**CONSIGNE 1:**
Répondez à ces questions d'après le texte sur l'opposition syrienne :
(a) Qu'est-ce qui a choqué les Kurdes au point qu'ils se tiennent désormais à l'écart ?
(b) Dans quelles années le régime avait-il utilisé le PKK contre la Turquie ?
(c) Qui dirige le Mouvement national pour le changement, et quelle fonction occupait-il auparavant ?
**CONSIGNE 2:** Poursuivez le texte sur l'opposition syrienne à partir de sa dernière phrase.

**TEXTE DU DOCUMENT:**
────

Mais le pouvoir, s’appuyant sur sa base alaouite, a incontestablement
avivé les tensions. De son côté, l’opposition —
ou certaines de ses composantes, notamment le CNS — n’est pas en
reste et se montre incapable d’offrir des garanties sérieuses pour
l’avenir. Personne ne semble remarquer comment les Kurdes, par exemple,
qui furent parmi les premiers à manifester (notamment pour obtenir des
documents d’identité) se tiennent désormais à l’écart,
choqués par le refus du conseil national syrien de reconnaître
leurs droits (Dogu Ergil, « Syrian Kurds », Zaman, 21 février).
Pour sa part, le régime semble vouloir relancer les activités
du PKK, un parti qu' il avait utilisé dans son affrontement avec
la Turquie dans les années 1990 et qui reste très populaire parmi
les Kurdes de Syrie.
Par ailleurs, le CNS est contesté par nombre d’opposants,
qui l’accusent d’être dominé par les islamistes, avec
quelques figures pro-occidentales pour parler aux médias. Ainsi, un nouveau
groupe vient de se créer, le Mouvement national pour le changement (MNC),
dirigé par le Dr Ommar Qurabi, ancien président de l’organisation
syrienne pour la défense des droits humains (Ipek Yezdani, « Syrian
dissidents establish new bloc », Daily News, 21 février). Il reproche
au CNS de refuser des militants alaouites ou turkmènes.

────

**DONNÉES FOURNIES:**

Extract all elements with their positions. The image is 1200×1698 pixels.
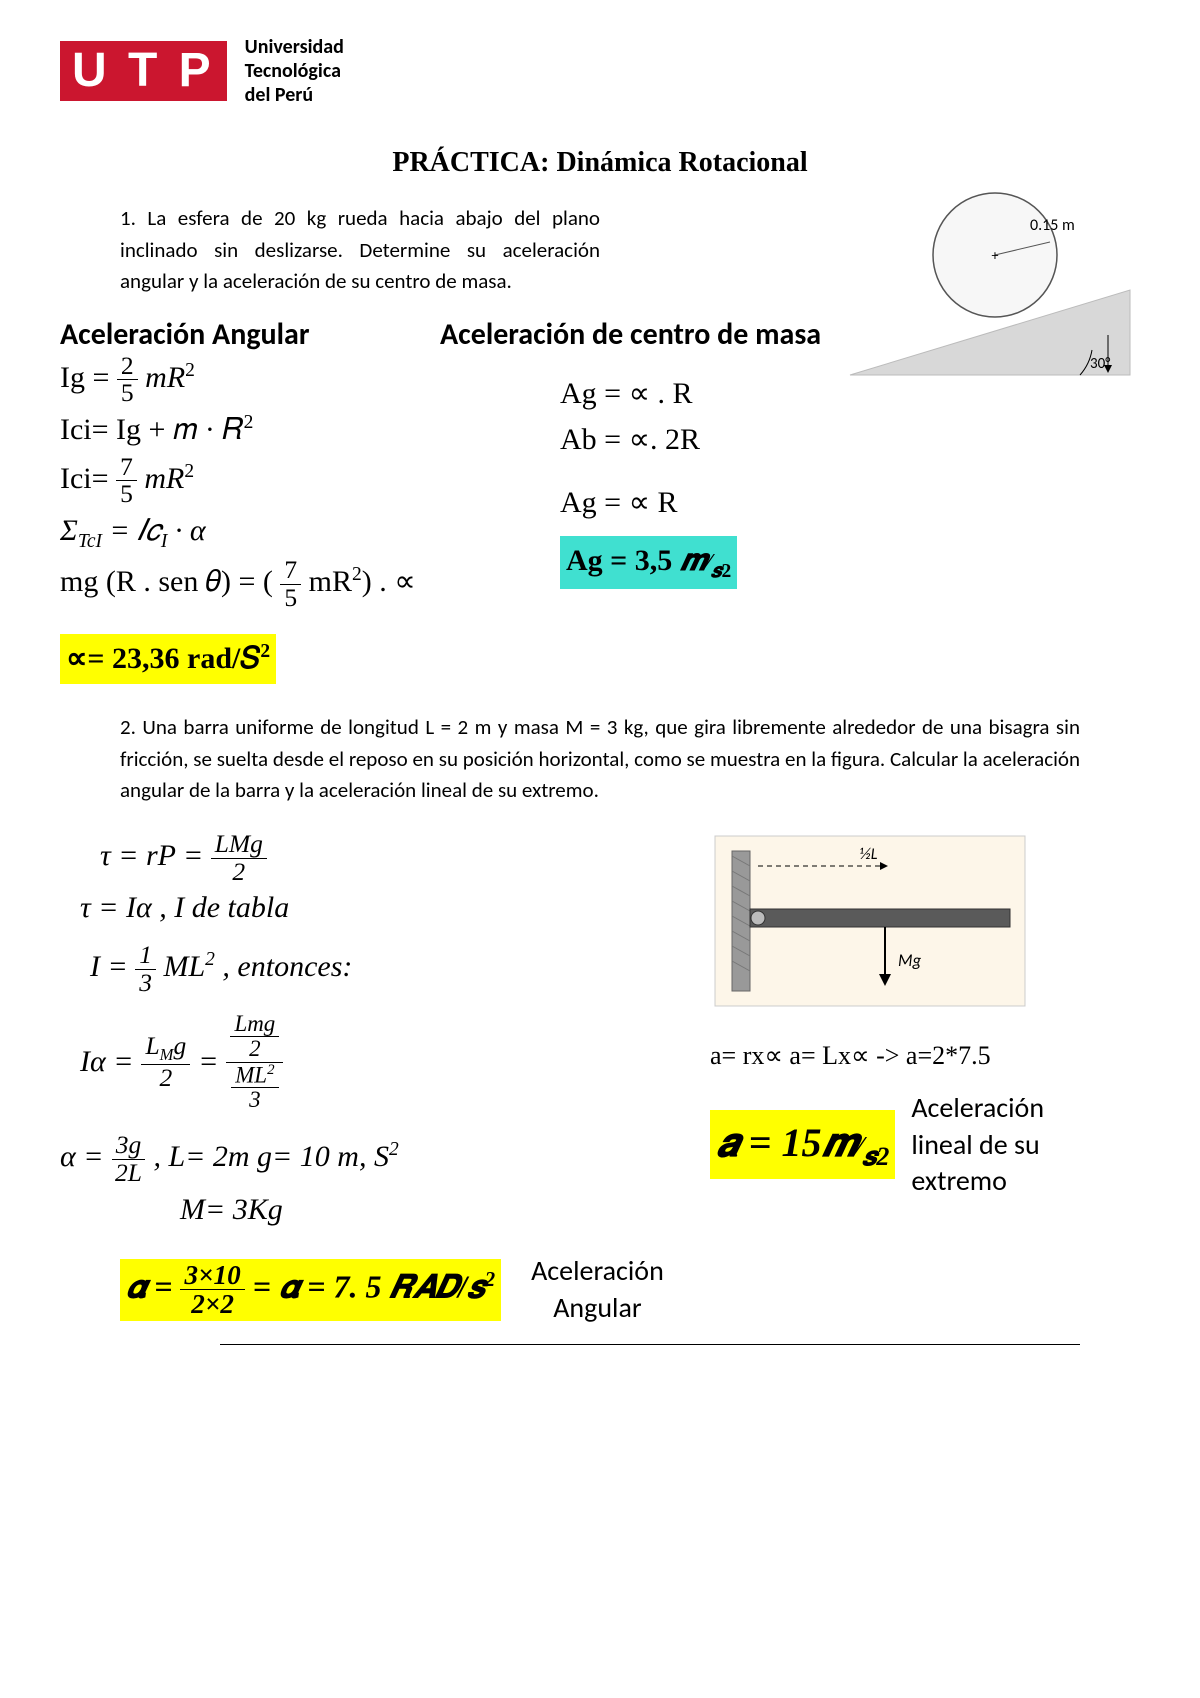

────

**RÉSULTAT FINAL 1:**
(a) Le refus du conseil national syrien de reconnaître leurs droits.
(b) Dans les années 1990.
(c) Le Dr Ommar Qurabi, ancien président de l'organisation syrienne pour la défense des droits humains.

**RÉSULTAT FINAL 2:**
D’autres communautés, notamment les communautés
chrétiennes mais aussi druze (lire Phil Sands, « Syria’s
Druze community : A silent minority in no rush to take sides », The National,
22 février) hésitent, non par sympathie pour le régime,
mais par crainte du chaos qui résulterait de sa chute sans négociations.
Car la militarisation du conflit est en marche, et porte avec
elle les germes d’une guerre civile (peut-être la seule voie de
sortie pour le régime). Un reportage du quotidien libanais Daily Star
(23 février) sur l’Armée syrienne libre (ASL) confirme deux
éléments que la presse occulte souvent : cette armée a
des bases au Liban (et d’ailleurs aussi en Turquie) ; elle n’hésite
pas aux représailles confessionnelles, en tuant des alaouites par vengeance
(« FSA soldier in Lebanon discloses tactics »). De même, des
combattants irakiens se sont joints aux insurgés syriens (lire Tim Arango
et Duraid Adnan, « For Iraqis, Aid to Rebels in Syria Repays a Debt »,
The New York Times, 12 février 2012), y compris des membres d’Al-Qaida,
ce qu' a confirmé le département d’Etat américain.
Nous sommes dans une impasse. L’opposition — ou
plutôt les oppositions — est incapable de renverser le régime,
et le régime est incapable de venir à bout de l’opposition.
On peut même dire que l’avenir du régime est scellé
et qu' il n’en a plus que pour quelques mois. La question est donc
de savoir si le pays va s’enfoncer dans la guerre civile ou connaître
une forme de transition politique qui nécessite, que l’on le veuille
ou non, un dialogue.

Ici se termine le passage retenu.